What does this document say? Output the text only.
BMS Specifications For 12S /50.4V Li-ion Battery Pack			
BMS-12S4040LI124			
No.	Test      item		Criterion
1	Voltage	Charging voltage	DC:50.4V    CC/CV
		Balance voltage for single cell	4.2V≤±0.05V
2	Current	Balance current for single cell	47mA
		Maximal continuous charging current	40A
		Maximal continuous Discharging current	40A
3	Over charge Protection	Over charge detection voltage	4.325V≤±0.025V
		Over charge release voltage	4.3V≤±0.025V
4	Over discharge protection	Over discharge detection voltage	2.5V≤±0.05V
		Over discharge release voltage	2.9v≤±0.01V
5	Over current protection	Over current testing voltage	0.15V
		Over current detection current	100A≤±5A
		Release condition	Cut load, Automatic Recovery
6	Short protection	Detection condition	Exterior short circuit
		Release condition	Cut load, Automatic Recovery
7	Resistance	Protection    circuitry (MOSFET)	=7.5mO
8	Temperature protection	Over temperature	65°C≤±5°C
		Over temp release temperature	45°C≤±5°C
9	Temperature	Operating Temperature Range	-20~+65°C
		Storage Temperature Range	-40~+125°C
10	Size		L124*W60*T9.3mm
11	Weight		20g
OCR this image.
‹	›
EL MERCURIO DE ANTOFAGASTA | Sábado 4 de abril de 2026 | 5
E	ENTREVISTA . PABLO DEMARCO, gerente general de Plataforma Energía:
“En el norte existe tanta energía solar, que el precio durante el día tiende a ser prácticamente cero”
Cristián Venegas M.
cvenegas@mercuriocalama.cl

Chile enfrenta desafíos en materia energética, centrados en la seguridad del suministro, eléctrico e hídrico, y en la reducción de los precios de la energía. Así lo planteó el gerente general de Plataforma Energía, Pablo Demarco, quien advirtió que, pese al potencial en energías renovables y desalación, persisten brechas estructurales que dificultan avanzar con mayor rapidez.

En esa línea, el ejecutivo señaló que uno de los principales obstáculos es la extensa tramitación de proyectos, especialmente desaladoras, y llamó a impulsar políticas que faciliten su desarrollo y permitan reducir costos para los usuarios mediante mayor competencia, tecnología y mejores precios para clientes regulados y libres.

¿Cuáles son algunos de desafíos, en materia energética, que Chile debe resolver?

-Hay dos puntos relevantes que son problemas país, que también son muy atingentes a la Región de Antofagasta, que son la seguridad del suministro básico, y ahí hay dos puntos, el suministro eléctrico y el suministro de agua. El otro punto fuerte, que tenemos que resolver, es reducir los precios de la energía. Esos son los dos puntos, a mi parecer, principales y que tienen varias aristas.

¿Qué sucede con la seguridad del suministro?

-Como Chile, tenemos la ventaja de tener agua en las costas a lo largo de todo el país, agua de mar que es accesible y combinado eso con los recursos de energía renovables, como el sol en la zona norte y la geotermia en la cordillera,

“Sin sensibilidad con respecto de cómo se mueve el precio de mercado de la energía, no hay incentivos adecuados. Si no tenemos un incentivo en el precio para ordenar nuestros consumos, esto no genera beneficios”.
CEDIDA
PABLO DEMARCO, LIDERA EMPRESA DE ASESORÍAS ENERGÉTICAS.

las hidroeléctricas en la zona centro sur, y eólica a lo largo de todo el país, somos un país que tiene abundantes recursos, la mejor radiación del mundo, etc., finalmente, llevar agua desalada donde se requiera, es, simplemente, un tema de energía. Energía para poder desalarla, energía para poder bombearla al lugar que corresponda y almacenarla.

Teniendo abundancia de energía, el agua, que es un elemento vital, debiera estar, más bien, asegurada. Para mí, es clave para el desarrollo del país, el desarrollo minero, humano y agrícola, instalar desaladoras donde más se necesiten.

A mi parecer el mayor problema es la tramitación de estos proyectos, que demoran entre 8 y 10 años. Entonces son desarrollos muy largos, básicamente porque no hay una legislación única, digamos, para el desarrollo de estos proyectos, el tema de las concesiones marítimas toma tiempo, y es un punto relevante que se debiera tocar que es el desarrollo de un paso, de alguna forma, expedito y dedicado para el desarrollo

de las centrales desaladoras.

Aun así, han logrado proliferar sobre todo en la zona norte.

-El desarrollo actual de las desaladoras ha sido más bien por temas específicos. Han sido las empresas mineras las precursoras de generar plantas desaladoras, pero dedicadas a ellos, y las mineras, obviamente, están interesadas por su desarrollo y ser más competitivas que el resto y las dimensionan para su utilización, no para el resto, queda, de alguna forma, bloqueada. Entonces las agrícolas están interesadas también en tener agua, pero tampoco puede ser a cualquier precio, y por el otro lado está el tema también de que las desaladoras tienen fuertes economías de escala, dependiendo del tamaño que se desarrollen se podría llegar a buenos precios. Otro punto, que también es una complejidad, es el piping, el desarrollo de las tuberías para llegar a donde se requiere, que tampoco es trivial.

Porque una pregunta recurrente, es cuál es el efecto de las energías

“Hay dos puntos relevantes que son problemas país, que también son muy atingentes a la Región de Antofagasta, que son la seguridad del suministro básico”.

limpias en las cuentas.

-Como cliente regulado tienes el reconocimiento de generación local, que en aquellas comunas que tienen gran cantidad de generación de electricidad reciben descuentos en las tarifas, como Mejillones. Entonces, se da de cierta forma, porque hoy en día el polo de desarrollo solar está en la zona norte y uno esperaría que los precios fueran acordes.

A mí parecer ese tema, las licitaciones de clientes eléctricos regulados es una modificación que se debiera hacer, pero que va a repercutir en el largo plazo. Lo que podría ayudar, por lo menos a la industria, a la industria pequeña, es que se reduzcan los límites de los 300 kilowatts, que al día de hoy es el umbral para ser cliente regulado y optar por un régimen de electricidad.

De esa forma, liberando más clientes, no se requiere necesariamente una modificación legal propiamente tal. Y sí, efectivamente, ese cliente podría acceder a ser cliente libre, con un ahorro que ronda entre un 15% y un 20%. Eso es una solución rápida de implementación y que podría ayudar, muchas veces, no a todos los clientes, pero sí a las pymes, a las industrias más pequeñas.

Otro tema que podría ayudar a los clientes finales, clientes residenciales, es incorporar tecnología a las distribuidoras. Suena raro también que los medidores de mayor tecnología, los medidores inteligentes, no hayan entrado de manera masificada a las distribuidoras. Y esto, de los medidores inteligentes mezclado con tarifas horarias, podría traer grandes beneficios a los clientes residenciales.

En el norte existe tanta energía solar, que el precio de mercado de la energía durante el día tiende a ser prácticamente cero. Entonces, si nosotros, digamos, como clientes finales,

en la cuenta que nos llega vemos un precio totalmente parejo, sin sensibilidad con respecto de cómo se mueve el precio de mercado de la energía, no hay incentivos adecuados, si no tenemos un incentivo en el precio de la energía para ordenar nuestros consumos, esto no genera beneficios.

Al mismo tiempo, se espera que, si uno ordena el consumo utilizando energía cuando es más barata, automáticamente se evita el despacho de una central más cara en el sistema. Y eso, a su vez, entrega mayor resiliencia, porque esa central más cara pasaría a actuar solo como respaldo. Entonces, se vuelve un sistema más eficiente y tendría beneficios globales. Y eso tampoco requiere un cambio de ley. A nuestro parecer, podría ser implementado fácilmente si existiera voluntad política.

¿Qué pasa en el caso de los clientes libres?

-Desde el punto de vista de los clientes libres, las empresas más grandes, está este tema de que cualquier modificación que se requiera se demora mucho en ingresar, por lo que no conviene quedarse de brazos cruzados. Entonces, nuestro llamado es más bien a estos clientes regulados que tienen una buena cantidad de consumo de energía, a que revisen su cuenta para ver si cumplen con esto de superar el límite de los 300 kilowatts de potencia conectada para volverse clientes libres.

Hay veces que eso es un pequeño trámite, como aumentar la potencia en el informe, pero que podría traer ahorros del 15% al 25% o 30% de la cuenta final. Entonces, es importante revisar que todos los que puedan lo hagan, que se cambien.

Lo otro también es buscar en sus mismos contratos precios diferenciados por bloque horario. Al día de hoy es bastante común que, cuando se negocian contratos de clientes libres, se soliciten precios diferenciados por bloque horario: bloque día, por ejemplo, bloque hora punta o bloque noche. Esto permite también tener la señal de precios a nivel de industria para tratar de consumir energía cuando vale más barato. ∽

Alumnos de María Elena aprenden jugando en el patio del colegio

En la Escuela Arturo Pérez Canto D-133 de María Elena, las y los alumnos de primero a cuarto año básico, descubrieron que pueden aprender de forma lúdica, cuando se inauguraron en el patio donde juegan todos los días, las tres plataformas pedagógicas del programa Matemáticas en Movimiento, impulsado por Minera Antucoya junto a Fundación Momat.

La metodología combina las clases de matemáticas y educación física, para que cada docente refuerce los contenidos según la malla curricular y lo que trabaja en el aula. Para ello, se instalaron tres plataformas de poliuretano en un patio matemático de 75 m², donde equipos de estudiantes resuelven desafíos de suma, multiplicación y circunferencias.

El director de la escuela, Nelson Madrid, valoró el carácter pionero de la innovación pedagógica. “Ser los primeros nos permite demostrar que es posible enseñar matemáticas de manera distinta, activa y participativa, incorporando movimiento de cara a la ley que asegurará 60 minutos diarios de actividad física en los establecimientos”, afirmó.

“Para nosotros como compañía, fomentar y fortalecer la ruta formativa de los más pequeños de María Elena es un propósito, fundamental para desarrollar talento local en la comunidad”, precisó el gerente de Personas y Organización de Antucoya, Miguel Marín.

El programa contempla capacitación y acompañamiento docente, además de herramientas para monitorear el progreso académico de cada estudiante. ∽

# # #

__What to do__: Pull out each line of the listing that holds the string "Balance".

__Answer__:
		Balance voltage for single cell	4.2V≤±0.05V
2	Current	Balance current for single cell	47mA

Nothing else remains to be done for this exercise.